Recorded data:
▼▼▼

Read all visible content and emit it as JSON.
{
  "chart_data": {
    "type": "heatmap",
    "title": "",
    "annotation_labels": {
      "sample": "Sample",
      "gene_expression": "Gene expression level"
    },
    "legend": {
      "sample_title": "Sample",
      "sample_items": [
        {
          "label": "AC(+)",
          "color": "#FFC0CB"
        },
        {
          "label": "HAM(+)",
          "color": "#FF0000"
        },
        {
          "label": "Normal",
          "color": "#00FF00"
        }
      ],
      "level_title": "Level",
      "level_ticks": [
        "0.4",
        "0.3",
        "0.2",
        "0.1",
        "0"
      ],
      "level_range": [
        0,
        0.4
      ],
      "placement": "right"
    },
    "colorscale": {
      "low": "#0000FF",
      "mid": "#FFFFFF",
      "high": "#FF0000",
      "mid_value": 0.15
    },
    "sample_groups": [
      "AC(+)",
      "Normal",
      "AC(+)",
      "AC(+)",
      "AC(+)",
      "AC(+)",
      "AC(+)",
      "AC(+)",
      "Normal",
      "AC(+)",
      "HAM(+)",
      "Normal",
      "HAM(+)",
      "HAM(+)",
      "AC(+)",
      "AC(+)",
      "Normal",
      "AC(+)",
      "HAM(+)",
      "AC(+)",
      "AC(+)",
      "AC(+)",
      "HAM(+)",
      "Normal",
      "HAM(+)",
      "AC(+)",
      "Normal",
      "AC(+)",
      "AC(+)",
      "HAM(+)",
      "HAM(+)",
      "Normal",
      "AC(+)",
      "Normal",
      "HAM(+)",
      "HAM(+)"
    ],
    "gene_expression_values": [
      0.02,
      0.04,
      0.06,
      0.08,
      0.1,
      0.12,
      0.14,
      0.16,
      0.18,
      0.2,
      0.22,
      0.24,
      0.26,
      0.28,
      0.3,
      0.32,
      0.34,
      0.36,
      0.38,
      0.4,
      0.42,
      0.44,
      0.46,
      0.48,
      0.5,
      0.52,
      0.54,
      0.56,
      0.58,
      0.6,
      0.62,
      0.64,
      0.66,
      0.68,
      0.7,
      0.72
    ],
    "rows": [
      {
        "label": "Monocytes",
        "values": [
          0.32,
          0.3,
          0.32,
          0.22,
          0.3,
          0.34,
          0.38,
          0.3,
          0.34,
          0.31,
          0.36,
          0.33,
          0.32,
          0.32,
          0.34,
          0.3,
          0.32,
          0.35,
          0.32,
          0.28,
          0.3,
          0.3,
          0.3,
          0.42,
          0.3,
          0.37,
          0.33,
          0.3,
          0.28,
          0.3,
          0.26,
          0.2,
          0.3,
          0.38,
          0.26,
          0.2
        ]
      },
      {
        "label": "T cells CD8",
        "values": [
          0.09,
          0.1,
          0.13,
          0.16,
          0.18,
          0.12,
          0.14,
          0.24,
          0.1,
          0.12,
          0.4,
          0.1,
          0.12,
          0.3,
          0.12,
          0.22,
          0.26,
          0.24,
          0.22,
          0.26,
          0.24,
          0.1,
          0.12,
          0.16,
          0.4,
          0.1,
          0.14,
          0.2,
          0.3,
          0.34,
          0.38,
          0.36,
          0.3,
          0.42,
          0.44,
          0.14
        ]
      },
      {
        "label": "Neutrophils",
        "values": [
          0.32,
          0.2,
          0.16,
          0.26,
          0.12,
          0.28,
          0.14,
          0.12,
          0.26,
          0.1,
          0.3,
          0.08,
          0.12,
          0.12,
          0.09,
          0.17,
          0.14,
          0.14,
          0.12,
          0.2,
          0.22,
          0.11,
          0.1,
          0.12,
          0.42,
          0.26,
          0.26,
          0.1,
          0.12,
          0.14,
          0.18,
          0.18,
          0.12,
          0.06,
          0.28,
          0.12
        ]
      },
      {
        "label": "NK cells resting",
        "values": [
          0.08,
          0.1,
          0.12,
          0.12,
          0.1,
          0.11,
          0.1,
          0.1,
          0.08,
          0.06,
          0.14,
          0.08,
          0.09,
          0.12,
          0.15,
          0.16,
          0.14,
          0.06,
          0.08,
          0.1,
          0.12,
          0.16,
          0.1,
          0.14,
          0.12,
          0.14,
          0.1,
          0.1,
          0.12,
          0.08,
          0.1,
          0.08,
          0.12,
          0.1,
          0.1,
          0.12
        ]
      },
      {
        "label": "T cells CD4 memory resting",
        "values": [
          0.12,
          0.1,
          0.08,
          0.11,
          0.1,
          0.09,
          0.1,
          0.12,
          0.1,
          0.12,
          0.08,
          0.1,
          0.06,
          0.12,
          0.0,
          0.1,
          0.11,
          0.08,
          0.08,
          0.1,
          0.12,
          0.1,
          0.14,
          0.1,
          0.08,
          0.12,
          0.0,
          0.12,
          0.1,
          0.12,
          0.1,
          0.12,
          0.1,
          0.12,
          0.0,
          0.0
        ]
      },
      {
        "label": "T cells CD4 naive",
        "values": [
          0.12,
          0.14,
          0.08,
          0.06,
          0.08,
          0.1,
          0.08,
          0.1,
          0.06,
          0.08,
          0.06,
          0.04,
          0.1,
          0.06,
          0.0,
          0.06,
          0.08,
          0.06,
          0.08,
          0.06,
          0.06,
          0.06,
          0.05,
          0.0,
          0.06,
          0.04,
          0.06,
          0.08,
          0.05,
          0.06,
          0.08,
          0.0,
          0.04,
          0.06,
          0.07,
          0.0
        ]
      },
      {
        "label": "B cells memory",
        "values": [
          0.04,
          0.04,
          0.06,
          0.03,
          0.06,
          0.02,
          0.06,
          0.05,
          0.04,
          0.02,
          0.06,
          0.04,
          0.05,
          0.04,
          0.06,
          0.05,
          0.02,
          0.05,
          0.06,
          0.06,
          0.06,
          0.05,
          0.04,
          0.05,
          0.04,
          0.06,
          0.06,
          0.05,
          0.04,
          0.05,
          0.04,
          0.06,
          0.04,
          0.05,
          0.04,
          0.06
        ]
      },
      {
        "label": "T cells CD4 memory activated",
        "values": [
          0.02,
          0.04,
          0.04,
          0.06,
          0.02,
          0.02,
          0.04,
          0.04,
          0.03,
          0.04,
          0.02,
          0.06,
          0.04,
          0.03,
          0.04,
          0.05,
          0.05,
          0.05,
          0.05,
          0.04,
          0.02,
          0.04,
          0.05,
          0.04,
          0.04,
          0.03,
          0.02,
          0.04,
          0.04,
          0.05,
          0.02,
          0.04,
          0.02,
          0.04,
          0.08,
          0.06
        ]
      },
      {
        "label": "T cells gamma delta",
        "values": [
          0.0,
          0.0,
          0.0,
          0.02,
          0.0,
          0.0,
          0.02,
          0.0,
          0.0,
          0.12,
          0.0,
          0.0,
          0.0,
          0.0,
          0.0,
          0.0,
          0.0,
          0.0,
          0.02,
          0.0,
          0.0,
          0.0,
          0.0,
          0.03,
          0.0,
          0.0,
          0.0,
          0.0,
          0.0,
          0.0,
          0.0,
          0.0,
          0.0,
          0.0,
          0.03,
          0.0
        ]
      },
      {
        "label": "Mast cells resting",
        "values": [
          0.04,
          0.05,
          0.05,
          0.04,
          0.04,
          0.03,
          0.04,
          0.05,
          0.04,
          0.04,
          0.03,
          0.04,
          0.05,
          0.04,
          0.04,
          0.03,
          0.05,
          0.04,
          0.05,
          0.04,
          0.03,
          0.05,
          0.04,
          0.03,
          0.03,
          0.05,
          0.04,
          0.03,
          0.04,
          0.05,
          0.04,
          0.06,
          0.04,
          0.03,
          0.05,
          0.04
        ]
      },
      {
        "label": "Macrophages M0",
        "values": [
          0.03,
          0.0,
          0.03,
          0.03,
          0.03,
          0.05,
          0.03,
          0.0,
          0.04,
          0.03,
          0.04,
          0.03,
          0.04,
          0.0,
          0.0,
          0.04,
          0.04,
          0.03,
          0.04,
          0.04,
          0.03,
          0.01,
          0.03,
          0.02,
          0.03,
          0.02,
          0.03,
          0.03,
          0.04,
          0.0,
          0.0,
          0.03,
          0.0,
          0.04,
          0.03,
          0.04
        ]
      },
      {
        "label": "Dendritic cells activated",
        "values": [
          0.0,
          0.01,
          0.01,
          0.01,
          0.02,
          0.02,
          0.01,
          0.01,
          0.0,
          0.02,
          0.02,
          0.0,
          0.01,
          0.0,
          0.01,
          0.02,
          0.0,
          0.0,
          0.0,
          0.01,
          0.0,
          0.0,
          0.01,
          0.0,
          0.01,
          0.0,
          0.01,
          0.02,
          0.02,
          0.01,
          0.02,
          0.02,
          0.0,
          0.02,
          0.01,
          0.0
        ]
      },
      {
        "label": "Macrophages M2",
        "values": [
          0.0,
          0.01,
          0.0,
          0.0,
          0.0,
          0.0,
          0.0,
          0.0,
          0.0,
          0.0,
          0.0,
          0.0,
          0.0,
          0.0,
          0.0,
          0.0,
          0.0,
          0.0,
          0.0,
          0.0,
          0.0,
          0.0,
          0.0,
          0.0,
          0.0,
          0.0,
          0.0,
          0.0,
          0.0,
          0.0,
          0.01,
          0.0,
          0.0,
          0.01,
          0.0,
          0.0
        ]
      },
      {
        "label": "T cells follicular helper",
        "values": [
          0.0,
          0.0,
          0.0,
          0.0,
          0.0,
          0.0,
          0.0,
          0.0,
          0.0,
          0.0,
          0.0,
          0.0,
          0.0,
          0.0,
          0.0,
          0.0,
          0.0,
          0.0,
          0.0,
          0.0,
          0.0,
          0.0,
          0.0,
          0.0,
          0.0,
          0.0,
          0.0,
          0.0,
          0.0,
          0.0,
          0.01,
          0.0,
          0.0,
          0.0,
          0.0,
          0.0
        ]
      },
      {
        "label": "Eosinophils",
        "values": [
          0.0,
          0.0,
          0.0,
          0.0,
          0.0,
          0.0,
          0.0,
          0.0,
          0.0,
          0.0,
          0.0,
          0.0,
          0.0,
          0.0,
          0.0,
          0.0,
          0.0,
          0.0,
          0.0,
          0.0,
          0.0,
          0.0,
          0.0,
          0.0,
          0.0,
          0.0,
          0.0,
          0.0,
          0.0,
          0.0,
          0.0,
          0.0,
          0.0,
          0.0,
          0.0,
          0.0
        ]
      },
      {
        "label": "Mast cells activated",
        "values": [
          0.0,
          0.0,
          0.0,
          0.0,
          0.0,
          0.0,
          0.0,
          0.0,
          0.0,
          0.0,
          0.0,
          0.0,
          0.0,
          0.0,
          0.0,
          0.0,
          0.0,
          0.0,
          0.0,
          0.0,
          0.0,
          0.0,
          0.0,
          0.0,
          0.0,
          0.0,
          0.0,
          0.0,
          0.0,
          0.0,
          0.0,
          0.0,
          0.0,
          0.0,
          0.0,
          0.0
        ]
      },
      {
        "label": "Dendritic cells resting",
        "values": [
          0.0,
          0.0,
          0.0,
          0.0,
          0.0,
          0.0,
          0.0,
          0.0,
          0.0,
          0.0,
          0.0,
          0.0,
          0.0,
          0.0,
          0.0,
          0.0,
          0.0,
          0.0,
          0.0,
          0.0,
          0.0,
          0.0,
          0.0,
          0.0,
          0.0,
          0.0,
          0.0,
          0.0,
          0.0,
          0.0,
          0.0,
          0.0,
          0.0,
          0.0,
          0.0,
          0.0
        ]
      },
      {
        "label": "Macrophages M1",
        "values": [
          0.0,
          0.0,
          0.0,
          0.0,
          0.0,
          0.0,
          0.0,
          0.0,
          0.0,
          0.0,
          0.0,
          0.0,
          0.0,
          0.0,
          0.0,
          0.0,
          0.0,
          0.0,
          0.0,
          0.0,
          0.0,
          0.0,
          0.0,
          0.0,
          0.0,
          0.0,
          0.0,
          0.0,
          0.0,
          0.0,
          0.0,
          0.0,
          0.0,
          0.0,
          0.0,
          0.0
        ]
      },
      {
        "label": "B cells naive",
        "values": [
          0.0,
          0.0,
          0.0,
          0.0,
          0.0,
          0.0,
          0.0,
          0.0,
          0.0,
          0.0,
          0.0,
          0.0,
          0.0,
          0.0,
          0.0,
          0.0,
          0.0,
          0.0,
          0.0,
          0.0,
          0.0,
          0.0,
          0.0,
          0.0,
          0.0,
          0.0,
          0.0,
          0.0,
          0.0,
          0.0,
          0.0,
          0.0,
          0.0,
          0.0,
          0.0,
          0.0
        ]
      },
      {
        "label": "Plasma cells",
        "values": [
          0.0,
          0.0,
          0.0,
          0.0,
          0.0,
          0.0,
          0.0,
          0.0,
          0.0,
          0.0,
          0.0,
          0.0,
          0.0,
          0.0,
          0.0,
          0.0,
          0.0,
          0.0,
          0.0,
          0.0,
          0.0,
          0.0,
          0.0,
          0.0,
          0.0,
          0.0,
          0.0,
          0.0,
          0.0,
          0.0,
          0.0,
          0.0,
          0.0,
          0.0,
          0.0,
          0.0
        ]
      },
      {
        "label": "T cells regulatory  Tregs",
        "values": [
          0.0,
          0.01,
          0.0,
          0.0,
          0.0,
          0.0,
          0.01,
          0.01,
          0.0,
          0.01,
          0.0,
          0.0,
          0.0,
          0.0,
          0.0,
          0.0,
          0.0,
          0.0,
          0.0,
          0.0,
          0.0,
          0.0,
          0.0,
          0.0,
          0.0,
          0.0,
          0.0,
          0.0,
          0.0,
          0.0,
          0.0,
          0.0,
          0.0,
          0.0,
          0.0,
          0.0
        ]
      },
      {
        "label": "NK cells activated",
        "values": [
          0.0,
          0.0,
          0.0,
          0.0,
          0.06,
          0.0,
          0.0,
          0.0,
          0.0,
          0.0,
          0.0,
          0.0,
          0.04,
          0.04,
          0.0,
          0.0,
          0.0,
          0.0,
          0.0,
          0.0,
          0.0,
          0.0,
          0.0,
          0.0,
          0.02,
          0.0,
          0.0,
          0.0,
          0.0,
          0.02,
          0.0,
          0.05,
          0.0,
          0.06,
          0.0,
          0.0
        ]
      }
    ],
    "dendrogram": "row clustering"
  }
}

▲▲▲

* [ACTIVITY]:
If a line in the records above has the word "activated", copy it.

* [COMPLETED EXERCISE]:
        "label": "T cells CD4 memory activated",
        "label": "Dendritic cells activated",
        "label": "Mast cells activated",
        "label": "NK cells activated",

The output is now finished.